------ Provided records
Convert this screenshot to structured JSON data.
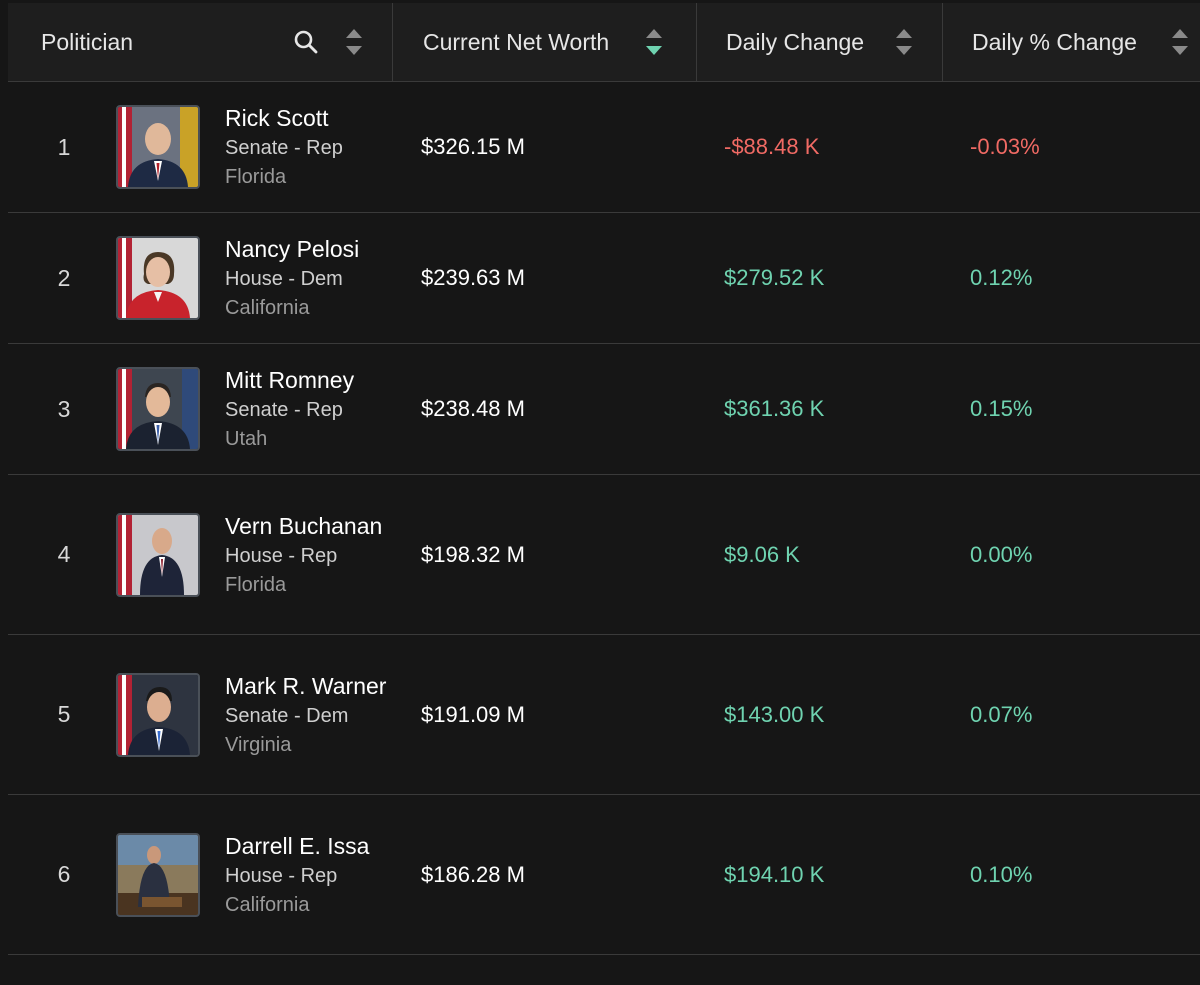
{
  "header": {
    "politician_label": "Politician",
    "networth_label": "Current Net Worth",
    "daily_label": "Daily Change",
    "pct_label": "Daily % Change"
  },
  "colors": {
    "positive": "#6fd3b0",
    "negative": "#f06a64",
    "active_sort": "#6fd3b0"
  },
  "rows": [
    {
      "rank": "1",
      "name": "Rick Scott",
      "chamber": "Senate - Rep",
      "state": "Florida",
      "networth": "$326.15 M",
      "daily": "-$88.48 K",
      "pct": "-0.03%",
      "trend": "neg"
    },
    {
      "rank": "2",
      "name": "Nancy Pelosi",
      "chamber": "House - Dem",
      "state": "California",
      "networth": "$239.63 M",
      "daily": "$279.52 K",
      "pct": "0.12%",
      "trend": "pos"
    },
    {
      "rank": "3",
      "name": "Mitt Romney",
      "chamber": "Senate - Rep",
      "state": "Utah",
      "networth": "$238.48 M",
      "daily": "$361.36 K",
      "pct": "0.15%",
      "trend": "pos"
    },
    {
      "rank": "4",
      "name": "Vern Buchanan",
      "chamber": "House - Rep",
      "state": "Florida",
      "networth": "$198.32 M",
      "daily": "$9.06 K",
      "pct": "0.00%",
      "trend": "pos"
    },
    {
      "rank": "5",
      "name": "Mark R. Warner",
      "chamber": "Senate - Dem",
      "state": "Virginia",
      "networth": "$191.09 M",
      "daily": "$143.00 K",
      "pct": "0.07%",
      "trend": "pos"
    },
    {
      "rank": "6",
      "name": "Darrell E. Issa",
      "chamber": "House - Rep",
      "state": "California",
      "networth": "$186.28 M",
      "daily": "$194.10 K",
      "pct": "0.10%",
      "trend": "pos"
    }
  ]
}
------------
Given instruction – Copy the listing exactly. Any image in it stays out of the copy.

Completed task –
Convert this screenshot to structured JSON data.
{
  "header": {
    "politician_label": "Politician",
    "networth_label": "Current Net Worth",
    "daily_label": "Daily Change",
    "pct_label": "Daily % Change"
  },
  "colors": {
    "positive": "#6fd3b0",
    "negative": "#f06a64",
    "active_sort": "#6fd3b0"
  },
  "rows": [
    {
      "rank": "1",
      "name": "Rick Scott",
      "chamber": "Senate - Rep",
      "state": "Florida",
      "networth": "$326.15 M",
      "daily": "-$88.48 K",
      "pct": "-0.03%",
      "trend": "neg"
    },
    {
      "rank": "2",
      "name": "Nancy Pelosi",
      "chamber": "House - Dem",
      "state": "California",
      "networth": "$239.63 M",
      "daily": "$279.52 K",
      "pct": "0.12%",
      "trend": "pos"
    },
    {
      "rank": "3",
      "name": "Mitt Romney",
      "chamber": "Senate - Rep",
      "state": "Utah",
      "networth": "$238.48 M",
      "daily": "$361.36 K",
      "pct": "0.15%",
      "trend": "pos"
    },
    {
      "rank": "4",
      "name": "Vern Buchanan",
      "chamber": "House - Rep",
      "state": "Florida",
      "networth": "$198.32 M",
      "daily": "$9.06 K",
      "pct": "0.00%",
      "trend": "pos"
    },
    {
      "rank": "5",
      "name": "Mark R. Warner",
      "chamber": "Senate - Dem",
      "state": "Virginia",
      "networth": "$191.09 M",
      "daily": "$143.00 K",
      "pct": "0.07%",
      "trend": "pos"
    },
    {
      "rank": "6",
      "name": "Darrell E. Issa",
      "chamber": "House - Rep",
      "state": "California",
      "networth": "$186.28 M",
      "daily": "$194.10 K",
      "pct": "0.10%",
      "trend": "pos"
    }
  ]
}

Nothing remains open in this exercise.